◆ CONSIGNE
Selon le texte sur Gustave Marchoul, dans quelle école a-t-il étudié le dessin ?

◆ EXTRAIT À LIRE
···

En gravissant les marches qui mènent au premier étage, on transite vers l’espace qui aborde de manière plus spécifique l’œuvre gravé du maître. Progressant, on observe une production très riche, marquée par une approche holistique des différentes techniques de gravure. Beaucoup d’œuvres syncrétisent des procédés pour inviter le regard inexpérimenté à les décortiquer et déceler derrière quels traits se cachent le burin, l’héliogravure ou la pointe sèche. La grande variété stylistique frappe l’œil, glissant de l’abstraction à la figuration, évoluant d’une certaine forme de réalisme à une approche contemplative du monde.

Gustave Marchoul

Né à Liège en 1924, Gustave Marchoul a suivi des études de dessin à l’Académie royale des Beaux-Arts de Mons avant de se former à la gravure de manière autodidacte. En 1964, il devient membre du groupe montois Hainaut Cinq aux côtés des peintres Zéphir Busine, Gustave Camus, Roger Dudant et Jean Ransy. La même année, il est aussi membre fondateur du groupe Cap d’Encre, qui a pour but de promouvoir et de diffuser l’art de la gravure.

Au fil du temps, la xylogravure étant devenue une de ses techniques de prédilection, le Centre de la Gravure nous propose de (re)découvrir quelques-uns de ses plus beaux paysages en bois gravés. Leurs titres, qui claquent comme des haïkus, nous dévoilent un peu du mystère emprisonné dans les nuances d’encres mariées entre elles : Vent et nuée, Aube d’argent, Puy d’aurore, Orage et sable.

···

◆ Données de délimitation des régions
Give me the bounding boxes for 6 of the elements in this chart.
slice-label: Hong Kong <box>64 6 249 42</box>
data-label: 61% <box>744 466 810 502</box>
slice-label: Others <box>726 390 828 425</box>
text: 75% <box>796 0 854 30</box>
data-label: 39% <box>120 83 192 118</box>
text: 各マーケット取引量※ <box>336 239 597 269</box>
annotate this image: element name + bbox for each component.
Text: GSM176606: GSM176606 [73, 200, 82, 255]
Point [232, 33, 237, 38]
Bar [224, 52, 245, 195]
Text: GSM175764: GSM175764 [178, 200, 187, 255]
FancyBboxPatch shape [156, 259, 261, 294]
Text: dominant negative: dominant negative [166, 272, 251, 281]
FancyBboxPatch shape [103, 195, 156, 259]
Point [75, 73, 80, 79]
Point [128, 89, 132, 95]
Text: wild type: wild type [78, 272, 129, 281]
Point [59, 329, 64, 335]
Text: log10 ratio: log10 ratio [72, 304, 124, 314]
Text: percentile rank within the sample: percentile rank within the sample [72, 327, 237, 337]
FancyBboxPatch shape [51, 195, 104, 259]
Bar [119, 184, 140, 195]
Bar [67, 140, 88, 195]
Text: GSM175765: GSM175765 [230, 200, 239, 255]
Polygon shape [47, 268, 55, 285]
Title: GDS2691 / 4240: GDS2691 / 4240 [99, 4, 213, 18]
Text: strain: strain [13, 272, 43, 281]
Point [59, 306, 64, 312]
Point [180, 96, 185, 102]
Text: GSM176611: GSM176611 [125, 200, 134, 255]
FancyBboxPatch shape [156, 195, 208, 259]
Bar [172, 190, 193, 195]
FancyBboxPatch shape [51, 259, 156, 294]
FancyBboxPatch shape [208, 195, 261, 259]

···

◆ RÉPONSE
À l’Académie royale des Beaux-Arts de Mons.